Selected passage:

Michiana Chronicles: The Personal Lives Of Science

Anne Magnan-Park

Science writes its own patients' history. It is data and success-rate driven. Alongside these scientific reports are patients' stories, the personal lives of science. Though   data-oriented, their criteria for success are far more complex than the ones elaborated in the labs and relayed in scientific journals. They are layered stories which narrate access and lack of access to care, as well as trust and distrust in the healthcare system due to social status, race, cultural differences, and history.All too often, they point not so much at science itself, but at the science of profit-making in the health industry. 

 

Once in a while, you come across a cluster of stories that become smaller and fainter with time as they expose the evolution of outdated science in very real human bodies, a small body of aging human bodies. I belong to such a group of story-tellers who celebrate science's triumphs and aspirations while fostering vigilance toward science’s missteps and the greed of the health industry. 

 

​I was born the very premature daughter of Jean and Geneviève Magnan in Avignon (France), in 1970. My mother could see the color of my eyes through my eye-lids and when she lifted my disproportionally long fingers to the window, she could see the shadows of my bones through the flesh. When the paperwork to declare my birth emerged, both my parents signed the papers and my father took them to the City Hall. They claimed me, they gave a name to the tiny body "qui tenait dans une boîte à sucre" [that could fit in a box of sugar cubes].  ​Unbeknownst to them, I was silently claimed by science too. It gave a name to many young females like me across the world: DES daughters. It labelled our brothers, mothers, and children in a similar fashion too: DES sons, mothers, and grand-children.

 

Diethylstilbestrol is a synthetic estrogen which was used to prevent miscarriages. In the USA, this “wonder drug” was prescribed from the early 1940s to the early 1970s, even though its efficacy was questioned as early as 1953. According to the Center for Disease Control and Prevention “5 to 10 million pregnant women and the children born of these pregnancies were exposed to DES.” Because DES was thought to be safe by those who prescribed it liberally, identifying the women who took DES or the children who had been exposed to it in utero proved to be quite a challenge once the FDA issued a warning against its use in 1971. Females who were exposed to this endocrine disrupter in utero -- DES daughters -- have an elevated risk of contracting a rare form of vaginal and cervical cancer, reproductive tract malformations, infertility, and pregnancy complications.

Document understanding data

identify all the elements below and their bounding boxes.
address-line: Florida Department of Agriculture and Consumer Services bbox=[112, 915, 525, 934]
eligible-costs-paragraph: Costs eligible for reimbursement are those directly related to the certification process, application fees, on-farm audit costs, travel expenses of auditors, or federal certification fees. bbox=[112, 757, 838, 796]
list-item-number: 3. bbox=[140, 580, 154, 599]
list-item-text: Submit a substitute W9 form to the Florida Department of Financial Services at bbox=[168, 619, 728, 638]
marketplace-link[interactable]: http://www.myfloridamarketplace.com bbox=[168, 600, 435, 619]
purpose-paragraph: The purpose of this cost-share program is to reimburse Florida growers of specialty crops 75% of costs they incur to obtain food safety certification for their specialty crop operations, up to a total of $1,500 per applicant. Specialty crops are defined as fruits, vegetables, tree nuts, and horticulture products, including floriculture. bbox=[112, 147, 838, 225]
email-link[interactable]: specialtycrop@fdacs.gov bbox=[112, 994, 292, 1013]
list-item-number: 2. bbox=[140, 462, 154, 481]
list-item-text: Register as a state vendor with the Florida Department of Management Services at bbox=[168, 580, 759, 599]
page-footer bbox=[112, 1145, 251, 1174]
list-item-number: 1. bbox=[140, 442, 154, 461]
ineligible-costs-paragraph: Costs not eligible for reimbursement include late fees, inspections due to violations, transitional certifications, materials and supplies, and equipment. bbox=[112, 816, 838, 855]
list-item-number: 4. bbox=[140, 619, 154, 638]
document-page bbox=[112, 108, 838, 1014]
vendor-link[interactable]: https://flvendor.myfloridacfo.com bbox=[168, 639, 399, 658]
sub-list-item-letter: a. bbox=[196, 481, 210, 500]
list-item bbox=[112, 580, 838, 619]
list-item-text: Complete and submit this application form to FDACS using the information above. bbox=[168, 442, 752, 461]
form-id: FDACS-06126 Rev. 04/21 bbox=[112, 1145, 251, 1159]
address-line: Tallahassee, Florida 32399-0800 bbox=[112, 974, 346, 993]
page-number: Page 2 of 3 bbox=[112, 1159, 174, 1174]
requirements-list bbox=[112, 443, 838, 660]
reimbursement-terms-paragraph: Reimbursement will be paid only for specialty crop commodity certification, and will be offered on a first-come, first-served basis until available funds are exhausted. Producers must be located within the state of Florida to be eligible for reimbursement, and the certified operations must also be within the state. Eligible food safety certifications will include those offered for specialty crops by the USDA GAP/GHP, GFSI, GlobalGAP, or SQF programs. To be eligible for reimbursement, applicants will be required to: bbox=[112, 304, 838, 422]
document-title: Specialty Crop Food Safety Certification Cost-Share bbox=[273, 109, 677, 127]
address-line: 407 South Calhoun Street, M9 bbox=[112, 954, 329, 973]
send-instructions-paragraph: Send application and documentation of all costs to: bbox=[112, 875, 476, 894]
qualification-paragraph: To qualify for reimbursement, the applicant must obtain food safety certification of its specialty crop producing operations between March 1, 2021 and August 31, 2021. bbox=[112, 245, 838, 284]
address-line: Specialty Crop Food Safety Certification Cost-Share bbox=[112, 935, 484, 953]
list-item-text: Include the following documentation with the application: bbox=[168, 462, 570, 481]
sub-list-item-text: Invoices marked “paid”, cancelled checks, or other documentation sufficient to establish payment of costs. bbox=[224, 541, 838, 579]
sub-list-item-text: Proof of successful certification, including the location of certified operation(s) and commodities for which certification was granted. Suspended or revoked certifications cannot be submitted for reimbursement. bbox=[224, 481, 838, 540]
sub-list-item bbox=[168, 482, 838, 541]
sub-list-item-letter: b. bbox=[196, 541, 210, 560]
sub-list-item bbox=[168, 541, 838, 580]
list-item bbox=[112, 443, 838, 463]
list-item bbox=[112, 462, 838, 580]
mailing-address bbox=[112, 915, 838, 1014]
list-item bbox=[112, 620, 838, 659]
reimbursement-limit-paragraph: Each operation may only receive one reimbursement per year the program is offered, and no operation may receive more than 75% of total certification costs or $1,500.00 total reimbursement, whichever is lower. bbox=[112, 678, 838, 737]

Problems and tasks:
1. Reproduce the part of the Michiana Chronicles essay that opens with the words containing "Once in a while, you" and closes with "of the health industry.", switching "vigilance" for "watchfulness".
2. Answer these questions from the Michiana Chronicles essay.
(a) In what city and year was the writer born?
(b) In what year did the FDA issue a warning against the use of DES?
(c) What was diethylstilbestrol used to prevent?
3. Write the next part of the Michiana Chronicles essay, continuing from where it stops.
The document understanding listing is material separate from the Michiana Chronicles essay.

Exercise responses:
1.
Once in a while, you come across a cluster of stories that become smaller and fainter with time as they expose the evolution of outdated science in very real human bodies, a small body of aging human bodies. I belong to such a group of story-tellers who celebrate science's triumphs and aspirations while fostering watchfulness toward science’s missteps and the greed of the health industry.

2.
(a) Avignon, France, in 1970
(b) 1971
(c) Miscarriages

3.
Sometime in my early teenage years, my mother rushed me through the circumstances of my birth. The doctors had prescribed a medicine because her body was giving clear signs that she might lose me. Midway through her pregnancy, her doctor asked that she stop the medication; American doctors were starting to see birth defects in the some of the girls who had been exposed to it in utero. My mother was terrified to lose another baby, she was equally tormented to carry a baby physically impacted by the medication, but she did as she was told. I was born a few weeks later. Many years passed. As I was getting ready to conceive, I approached my mother for more details. A conversation followed, akin to the exchanges many DES children had with their mothers. "Do not worry about that" was the answer I received. I insisted and asked for the name of the medication. She claimed she did not remember. I gave her the name I had found. She responded: "You have no symptoms, don't look into it any further." She had her reasons to prevent me from doing more research as she suspected I would. And I knew exactly what she was trying to avoid. My being a DES daughter made her a DES mother, which increased her likelihood of getting breast cancer by thirty percent. She had resolved not to let me carry that kind of guilt. It was science's issue, not a blood-related issue. My birth and her potential sickness or death had to stay separate. Like many of my DES sisters, I wonder: would breast cancer have claimed the life of my mother had she not been a DES mother too? 

 

I chose not carry that guilt to concentrate instead on the many powerful ties that constitute our mother-daughter bond. Because I am more fortunate than some of my DES sisters and brothers, I can joke about my reproductive tract, to conceive of it as a more evolved, radical, and wiser part of my body than my Ph.D. brain. I claim that my uterus is ultra-feminist, that it naturally welcomes sex for sex, but rejects sex for reproduction. Naturally or, perhaps, with a nudge from science. I’ve come to respect my body’s sensitivity to hormonal changes as a form self-protection, even though this involved miscarriages.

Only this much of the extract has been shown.